#### [Work to complete]
Write out the whole listing again, exactly.

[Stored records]

========================================

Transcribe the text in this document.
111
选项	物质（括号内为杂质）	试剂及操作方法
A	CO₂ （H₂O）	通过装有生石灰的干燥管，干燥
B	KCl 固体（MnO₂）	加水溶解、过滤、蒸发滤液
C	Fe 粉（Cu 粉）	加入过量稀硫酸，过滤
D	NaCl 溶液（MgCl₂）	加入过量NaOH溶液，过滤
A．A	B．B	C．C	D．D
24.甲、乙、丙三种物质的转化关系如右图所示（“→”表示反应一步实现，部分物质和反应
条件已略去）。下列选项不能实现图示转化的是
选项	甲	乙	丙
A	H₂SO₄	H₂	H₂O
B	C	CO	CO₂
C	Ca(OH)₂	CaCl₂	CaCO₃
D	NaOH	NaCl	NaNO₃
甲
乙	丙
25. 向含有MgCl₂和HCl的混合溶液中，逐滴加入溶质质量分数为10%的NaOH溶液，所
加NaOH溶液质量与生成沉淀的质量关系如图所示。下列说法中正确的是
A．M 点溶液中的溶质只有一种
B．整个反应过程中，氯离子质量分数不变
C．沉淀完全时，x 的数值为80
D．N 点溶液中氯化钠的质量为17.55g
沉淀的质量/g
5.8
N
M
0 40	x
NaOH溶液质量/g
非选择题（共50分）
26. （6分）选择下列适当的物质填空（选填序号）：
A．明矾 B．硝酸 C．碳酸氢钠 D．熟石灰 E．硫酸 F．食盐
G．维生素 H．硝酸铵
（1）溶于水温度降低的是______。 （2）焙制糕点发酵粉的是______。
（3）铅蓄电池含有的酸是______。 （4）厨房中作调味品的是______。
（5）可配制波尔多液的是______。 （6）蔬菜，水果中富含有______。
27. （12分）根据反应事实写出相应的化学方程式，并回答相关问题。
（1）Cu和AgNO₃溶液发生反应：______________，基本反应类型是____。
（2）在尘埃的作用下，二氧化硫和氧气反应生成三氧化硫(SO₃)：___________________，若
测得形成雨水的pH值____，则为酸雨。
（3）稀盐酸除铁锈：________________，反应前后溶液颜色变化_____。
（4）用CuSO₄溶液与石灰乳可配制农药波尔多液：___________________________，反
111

========================================

#### [Solution to this problem]
Transcribe the text in this document.
111
选项	物质（括号内为杂质）	试剂及操作方法
A	CO₂ （H₂O）	通过装有生石灰的干燥管，干燥
B	KCl 固体（MnO₂）	加水溶解、过滤、蒸发滤液
C	Fe 粉（Cu 粉）	加入过量稀硫酸，过滤
D	NaCl 溶液（MgCl₂）	加入过量NaOH溶液，过滤
A．A	B．B	C．C	D．D
24.甲、乙、丙三种物质的转化关系如右图所示（“→”表示反应一步实现，部分物质和反应
条件已略去）。下列选项不能实现图示转化的是
选项	甲	乙	丙
A	H₂SO₄	H₂	H₂O
B	C	CO	CO₂
C	Ca(OH)₂	CaCl₂	CaCO₃
D	NaOH	NaCl	NaNO₃
甲
乙	丙
25. 向含有MgCl₂和HCl的混合溶液中，逐滴加入溶质质量分数为10%的NaOH溶液，所
加NaOH溶液质量与生成沉淀的质量关系如图所示。下列说法中正确的是
A．M 点溶液中的溶质只有一种
B．整个反应过程中，氯离子质量分数不变
C．沉淀完全时，x 的数值为80
D．N 点溶液中氯化钠的质量为17.55g
沉淀的质量/g
5.8
N
M
0 40	x
NaOH溶液质量/g
非选择题（共50分）
26. （6分）选择下列适当的物质填空（选填序号）：
A．明矾 B．硝酸 C．碳酸氢钠 D．熟石灰 E．硫酸 F．食盐
G．维生素 H．硝酸铵
（1）溶于水温度降低的是______。 （2）焙制糕点发酵粉的是______。
（3）铅蓄电池含有的酸是______。 （4）厨房中作调味品的是______。
（5）可配制波尔多液的是______。 （6）蔬菜，水果中富含有______。
27. （12分）根据反应事实写出相应的化学方程式，并回答相关问题。
（1）Cu和AgNO₃溶液发生反应：______________，基本反应类型是____。
（2）在尘埃的作用下，二氧化硫和氧气反应生成三氧化硫(SO₃)：___________________，若
测得形成雨水的pH值____，则为酸雨。
（3）稀盐酸除铁锈：________________，反应前后溶液颜色变化_____。
（4）用CuSO₄溶液与石灰乳可配制农药波尔多液：___________________________，反
111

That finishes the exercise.